begin Data to use

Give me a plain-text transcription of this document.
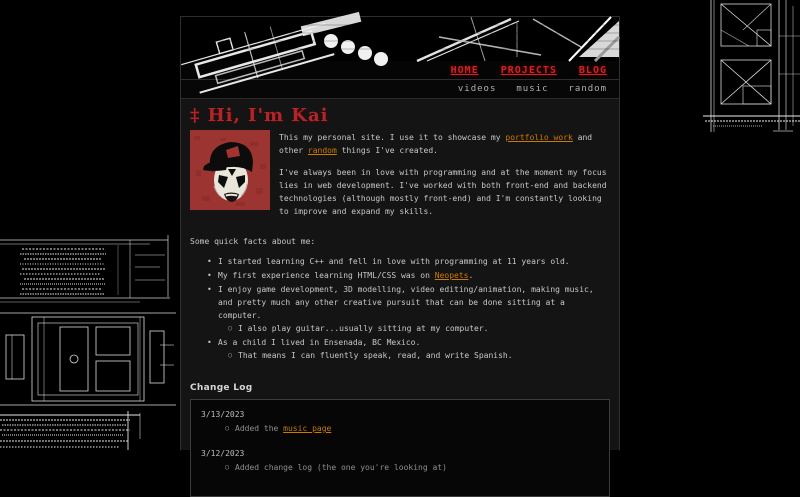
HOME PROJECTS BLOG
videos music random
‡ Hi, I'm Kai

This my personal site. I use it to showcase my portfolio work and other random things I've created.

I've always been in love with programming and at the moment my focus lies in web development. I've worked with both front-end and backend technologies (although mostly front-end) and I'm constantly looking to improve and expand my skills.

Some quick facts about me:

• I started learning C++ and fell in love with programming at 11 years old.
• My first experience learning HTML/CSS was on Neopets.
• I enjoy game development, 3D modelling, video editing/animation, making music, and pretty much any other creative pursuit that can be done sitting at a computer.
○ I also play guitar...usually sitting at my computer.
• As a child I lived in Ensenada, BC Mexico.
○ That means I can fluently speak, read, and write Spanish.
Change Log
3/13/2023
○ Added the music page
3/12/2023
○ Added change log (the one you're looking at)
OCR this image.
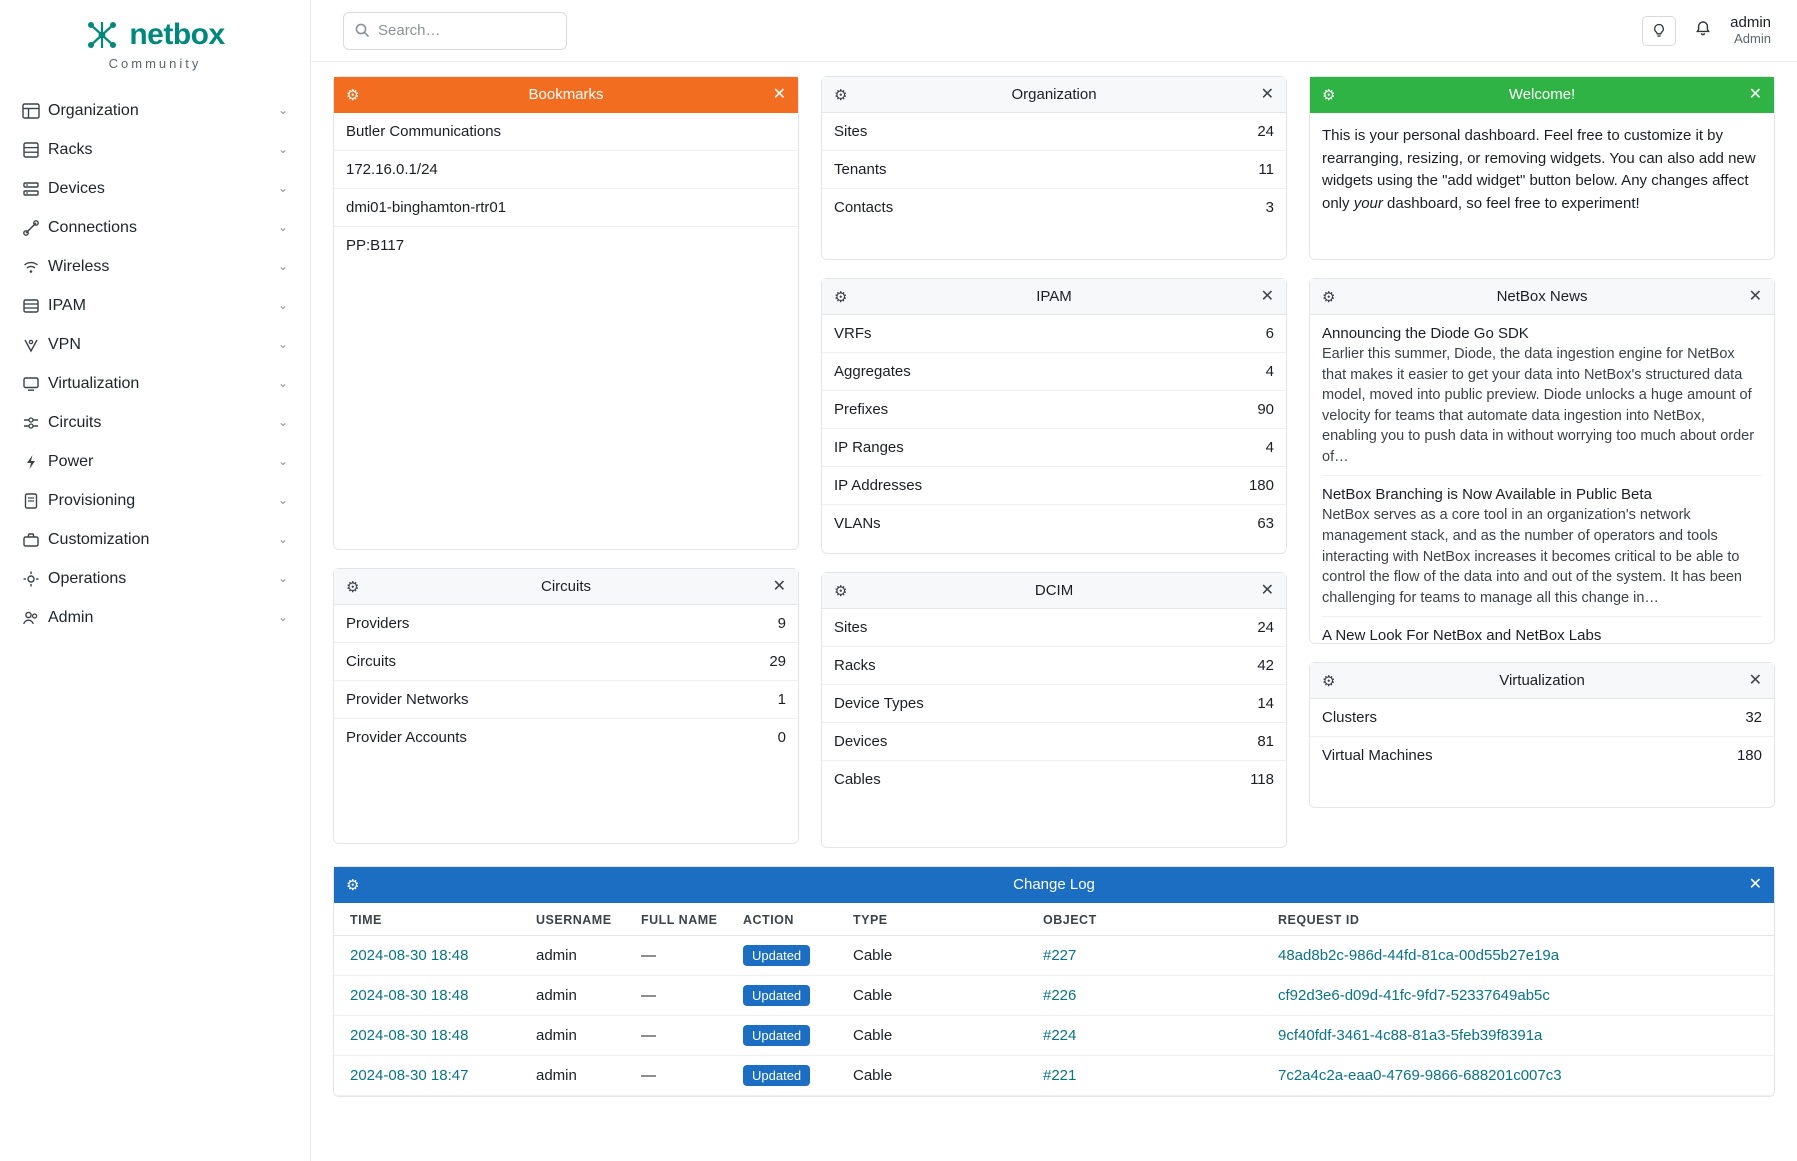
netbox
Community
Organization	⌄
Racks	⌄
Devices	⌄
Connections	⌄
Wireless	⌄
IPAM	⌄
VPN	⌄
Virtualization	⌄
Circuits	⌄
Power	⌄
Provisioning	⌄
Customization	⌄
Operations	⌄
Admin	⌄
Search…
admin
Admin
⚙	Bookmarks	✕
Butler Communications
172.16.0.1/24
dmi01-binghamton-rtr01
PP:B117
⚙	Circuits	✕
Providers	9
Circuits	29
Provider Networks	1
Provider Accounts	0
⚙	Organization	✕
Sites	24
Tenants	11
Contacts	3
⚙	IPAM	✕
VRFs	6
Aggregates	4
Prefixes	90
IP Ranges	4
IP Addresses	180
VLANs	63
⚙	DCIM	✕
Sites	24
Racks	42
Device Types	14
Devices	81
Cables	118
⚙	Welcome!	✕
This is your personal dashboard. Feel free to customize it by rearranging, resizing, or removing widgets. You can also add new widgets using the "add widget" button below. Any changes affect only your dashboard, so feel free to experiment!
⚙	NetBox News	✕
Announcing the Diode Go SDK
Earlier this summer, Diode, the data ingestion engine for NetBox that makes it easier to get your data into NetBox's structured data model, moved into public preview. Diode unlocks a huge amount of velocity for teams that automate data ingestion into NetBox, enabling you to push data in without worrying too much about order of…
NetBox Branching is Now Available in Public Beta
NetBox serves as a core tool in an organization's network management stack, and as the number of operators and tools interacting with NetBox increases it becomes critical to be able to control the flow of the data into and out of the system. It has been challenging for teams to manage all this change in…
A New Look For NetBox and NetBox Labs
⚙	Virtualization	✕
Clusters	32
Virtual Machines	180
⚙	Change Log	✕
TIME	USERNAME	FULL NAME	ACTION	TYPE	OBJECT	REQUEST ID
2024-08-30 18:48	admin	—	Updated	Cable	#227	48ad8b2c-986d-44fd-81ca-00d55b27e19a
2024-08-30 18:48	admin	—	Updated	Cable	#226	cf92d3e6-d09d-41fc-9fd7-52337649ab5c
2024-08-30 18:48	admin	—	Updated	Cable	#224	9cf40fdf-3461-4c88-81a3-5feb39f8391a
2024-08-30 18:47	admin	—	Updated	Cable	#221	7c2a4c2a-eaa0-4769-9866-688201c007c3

end Data to use

## The task
Reproduce all the records verbatim, excluding images.

## Answer in full
Give me a plain-text transcription of this document.
HOME PROJECTS BLOG
videos music random
‡ Hi, I'm Kai

This my personal site. I use it to showcase my portfolio work and other random things I've created.

I've always been in love with programming and at the moment my focus lies in web development. I've worked with both front-end and backend technologies (although mostly front-end) and I'm constantly looking to improve and expand my skills.

Some quick facts about me:

• I started learning C++ and fell in love with programming at 11 years old.
• My first experience learning HTML/CSS was on Neopets.
• I enjoy game development, 3D modelling, video editing/animation, making music, and pretty much any other creative pursuit that can be done sitting at a computer.
○ I also play guitar...usually sitting at my computer.
• As a child I lived in Ensenada, BC Mexico.
○ That means I can fluently speak, read, and write Spanish.
Change Log
3/13/2023
○ Added the music page
3/12/2023
○ Added change log (the one you're looking at)
OCR this image.
netbox
Community
Organization	⌄
Racks	⌄
Devices	⌄
Connections	⌄
Wireless	⌄
IPAM	⌄
VPN	⌄
Virtualization	⌄
Circuits	⌄
Power	⌄
Provisioning	⌄
Customization	⌄
Operations	⌄
Admin	⌄
Search…
admin
Admin
⚙	Bookmarks	✕
Butler Communications
172.16.0.1/24
dmi01-binghamton-rtr01
PP:B117
⚙	Circuits	✕
Providers	9
Circuits	29
Provider Networks	1
Provider Accounts	0
⚙	Organization	✕
Sites	24
Tenants	11
Contacts	3
⚙	IPAM	✕
VRFs	6
Aggregates	4
Prefixes	90
IP Ranges	4
IP Addresses	180
VLANs	63
⚙	DCIM	✕
Sites	24
Racks	42
Device Types	14
Devices	81
Cables	118
⚙	Welcome!	✕
This is your personal dashboard. Feel free to customize it by rearranging, resizing, or removing widgets. You can also add new widgets using the "add widget" button below. Any changes affect only your dashboard, so feel free to experiment!
⚙	NetBox News	✕
Announcing the Diode Go SDK
Earlier this summer, Diode, the data ingestion engine for NetBox that makes it easier to get your data into NetBox's structured data model, moved into public preview. Diode unlocks a huge amount of velocity for teams that automate data ingestion into NetBox, enabling you to push data in without worrying too much about order of…
NetBox Branching is Now Available in Public Beta
NetBox serves as a core tool in an organization's network management stack, and as the number of operators and tools interacting with NetBox increases it becomes critical to be able to control the flow of the data into and out of the system. It has been challenging for teams to manage all this change in…
A New Look For NetBox and NetBox Labs
⚙	Virtualization	✕
Clusters	32
Virtual Machines	180
⚙	Change Log	✕
TIME	USERNAME	FULL NAME	ACTION	TYPE	OBJECT	REQUEST ID
2024-08-30 18:48	admin	—	Updated	Cable	#227	48ad8b2c-986d-44fd-81ca-00d55b27e19a
2024-08-30 18:48	admin	—	Updated	Cable	#226	cf92d3e6-d09d-41fc-9fd7-52337649ab5c
2024-08-30 18:48	admin	—	Updated	Cable	#224	9cf40fdf-3461-4c88-81a3-5feb39f8391a
2024-08-30 18:47	admin	—	Updated	Cable	#221	7c2a4c2a-eaa0-4769-9866-688201c007c3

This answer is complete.